[Dataset listings of figures]
::::::::

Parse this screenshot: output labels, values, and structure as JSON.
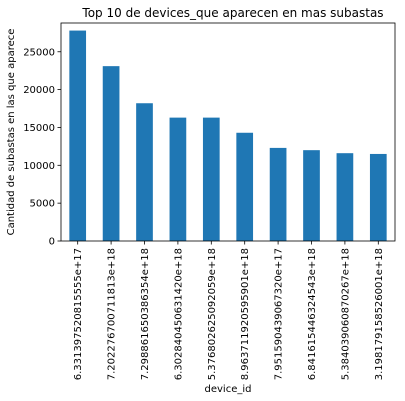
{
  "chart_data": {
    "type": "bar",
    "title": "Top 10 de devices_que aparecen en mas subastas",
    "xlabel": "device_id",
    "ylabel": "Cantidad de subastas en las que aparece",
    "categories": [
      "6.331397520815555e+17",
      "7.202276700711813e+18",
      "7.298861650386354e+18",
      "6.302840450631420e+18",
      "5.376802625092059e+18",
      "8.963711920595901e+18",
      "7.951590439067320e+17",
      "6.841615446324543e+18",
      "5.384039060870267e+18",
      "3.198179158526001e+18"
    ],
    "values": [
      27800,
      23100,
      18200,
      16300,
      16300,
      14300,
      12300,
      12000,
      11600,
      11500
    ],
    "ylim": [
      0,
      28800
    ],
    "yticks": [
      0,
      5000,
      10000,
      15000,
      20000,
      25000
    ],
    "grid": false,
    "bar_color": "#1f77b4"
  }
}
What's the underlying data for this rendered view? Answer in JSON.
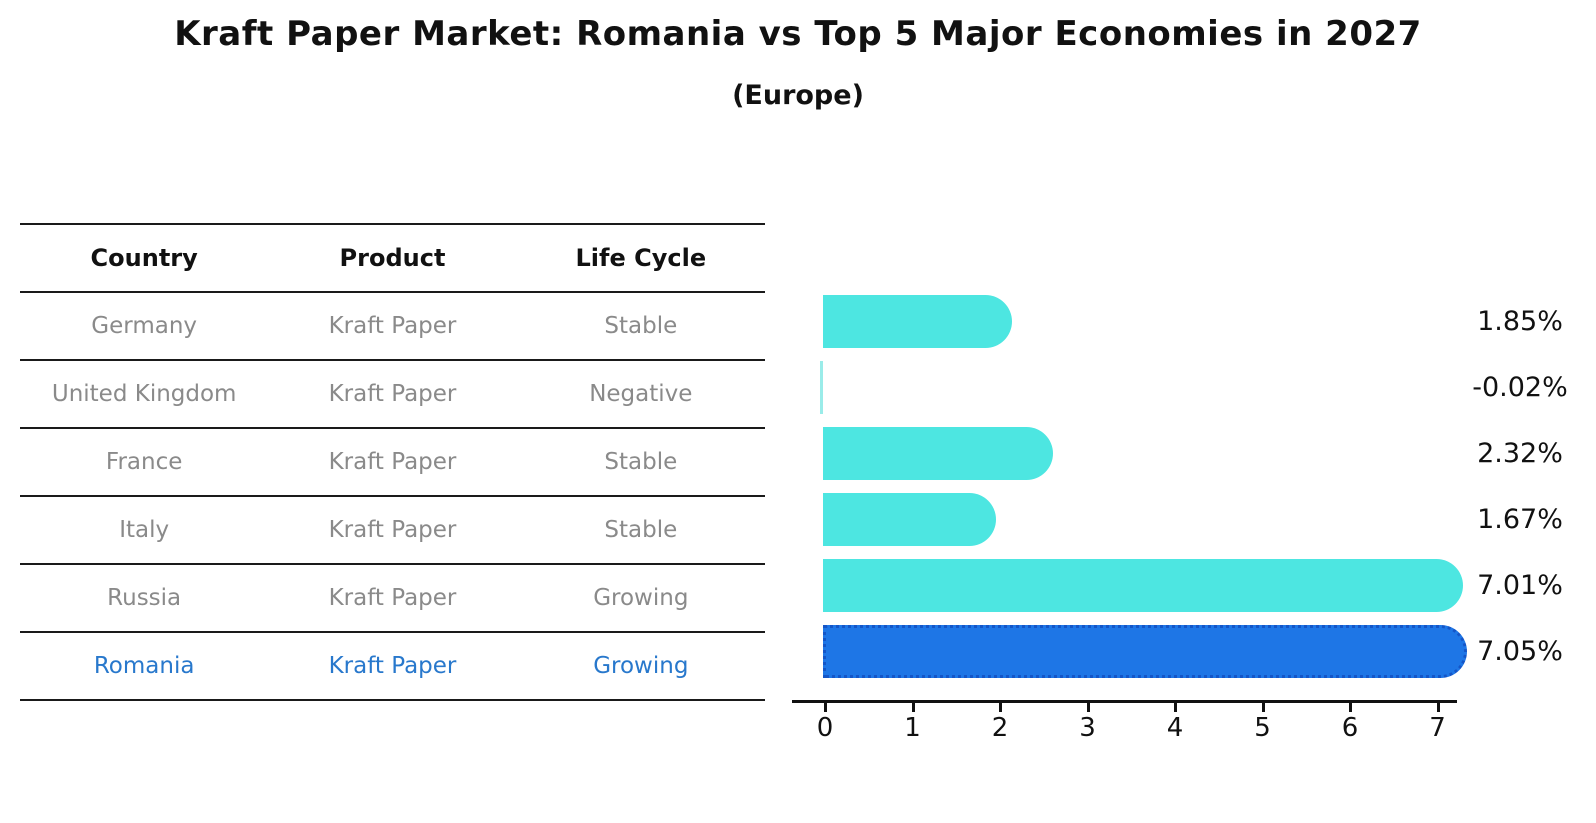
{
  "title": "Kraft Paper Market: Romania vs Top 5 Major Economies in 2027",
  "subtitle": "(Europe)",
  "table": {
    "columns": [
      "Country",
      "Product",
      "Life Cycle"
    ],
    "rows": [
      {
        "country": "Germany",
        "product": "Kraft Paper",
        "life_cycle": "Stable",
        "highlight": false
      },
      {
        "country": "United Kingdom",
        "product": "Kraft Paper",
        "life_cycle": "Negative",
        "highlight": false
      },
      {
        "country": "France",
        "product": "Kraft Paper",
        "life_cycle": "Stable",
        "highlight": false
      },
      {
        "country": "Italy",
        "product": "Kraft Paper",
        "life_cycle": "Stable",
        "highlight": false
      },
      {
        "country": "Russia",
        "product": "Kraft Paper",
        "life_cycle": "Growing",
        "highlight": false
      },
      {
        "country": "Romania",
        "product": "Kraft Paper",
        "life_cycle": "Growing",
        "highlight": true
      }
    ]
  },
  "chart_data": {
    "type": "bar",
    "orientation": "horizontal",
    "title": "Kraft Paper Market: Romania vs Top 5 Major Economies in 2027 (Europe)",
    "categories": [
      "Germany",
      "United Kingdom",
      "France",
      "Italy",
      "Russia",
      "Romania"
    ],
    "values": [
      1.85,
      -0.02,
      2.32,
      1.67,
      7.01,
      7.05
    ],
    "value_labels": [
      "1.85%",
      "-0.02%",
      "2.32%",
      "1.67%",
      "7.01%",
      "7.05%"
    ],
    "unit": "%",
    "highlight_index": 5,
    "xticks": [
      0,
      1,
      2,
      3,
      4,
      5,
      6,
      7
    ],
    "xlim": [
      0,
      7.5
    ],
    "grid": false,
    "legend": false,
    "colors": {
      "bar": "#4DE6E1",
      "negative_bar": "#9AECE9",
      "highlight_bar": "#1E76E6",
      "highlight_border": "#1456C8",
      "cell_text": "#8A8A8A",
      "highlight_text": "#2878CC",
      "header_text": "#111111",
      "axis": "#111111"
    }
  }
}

::::::::

» Objective
All the lines above are to be given again exactly as they read, with the pictures removed.

» Reply to the exercise
Parse this screenshot: output labels, values, and structure as JSON.
{
  "chart_data": {
    "type": "bar",
    "title": "Top 10 de devices_que aparecen en mas subastas",
    "xlabel": "device_id",
    "ylabel": "Cantidad de subastas en las que aparece",
    "categories": [
      "6.331397520815555e+17",
      "7.202276700711813e+18",
      "7.298861650386354e+18",
      "6.302840450631420e+18",
      "5.376802625092059e+18",
      "8.963711920595901e+18",
      "7.951590439067320e+17",
      "6.841615446324543e+18",
      "5.384039060870267e+18",
      "3.198179158526001e+18"
    ],
    "values": [
      27800,
      23100,
      18200,
      16300,
      16300,
      14300,
      12300,
      12000,
      11600,
      11500
    ],
    "ylim": [
      0,
      28800
    ],
    "yticks": [
      0,
      5000,
      10000,
      15000,
      20000,
      25000
    ],
    "grid": false,
    "bar_color": "#1f77b4"
  }
}
What's the underlying data for this rendered view? Answer in JSON.
{
  "title": "Kraft Paper Market: Romania vs Top 5 Major Economies in 2027",
  "subtitle": "(Europe)",
  "table": {
    "columns": [
      "Country",
      "Product",
      "Life Cycle"
    ],
    "rows": [
      {
        "country": "Germany",
        "product": "Kraft Paper",
        "life_cycle": "Stable",
        "highlight": false
      },
      {
        "country": "United Kingdom",
        "product": "Kraft Paper",
        "life_cycle": "Negative",
        "highlight": false
      },
      {
        "country": "France",
        "product": "Kraft Paper",
        "life_cycle": "Stable",
        "highlight": false
      },
      {
        "country": "Italy",
        "product": "Kraft Paper",
        "life_cycle": "Stable",
        "highlight": false
      },
      {
        "country": "Russia",
        "product": "Kraft Paper",
        "life_cycle": "Growing",
        "highlight": false
      },
      {
        "country": "Romania",
        "product": "Kraft Paper",
        "life_cycle": "Growing",
        "highlight": true
      }
    ]
  },
  "chart_data": {
    "type": "bar",
    "orientation": "horizontal",
    "title": "Kraft Paper Market: Romania vs Top 5 Major Economies in 2027 (Europe)",
    "categories": [
      "Germany",
      "United Kingdom",
      "France",
      "Italy",
      "Russia",
      "Romania"
    ],
    "values": [
      1.85,
      -0.02,
      2.32,
      1.67,
      7.01,
      7.05
    ],
    "value_labels": [
      "1.85%",
      "-0.02%",
      "2.32%",
      "1.67%",
      "7.01%",
      "7.05%"
    ],
    "unit": "%",
    "highlight_index": 5,
    "xticks": [
      0,
      1,
      2,
      3,
      4,
      5,
      6,
      7
    ],
    "xlim": [
      0,
      7.5
    ],
    "grid": false,
    "legend": false,
    "colors": {
      "bar": "#4DE6E1",
      "negative_bar": "#9AECE9",
      "highlight_bar": "#1E76E6",
      "highlight_border": "#1456C8",
      "cell_text": "#8A8A8A",
      "highlight_text": "#2878CC",
      "header_text": "#111111",
      "axis": "#111111"
    }
  }
}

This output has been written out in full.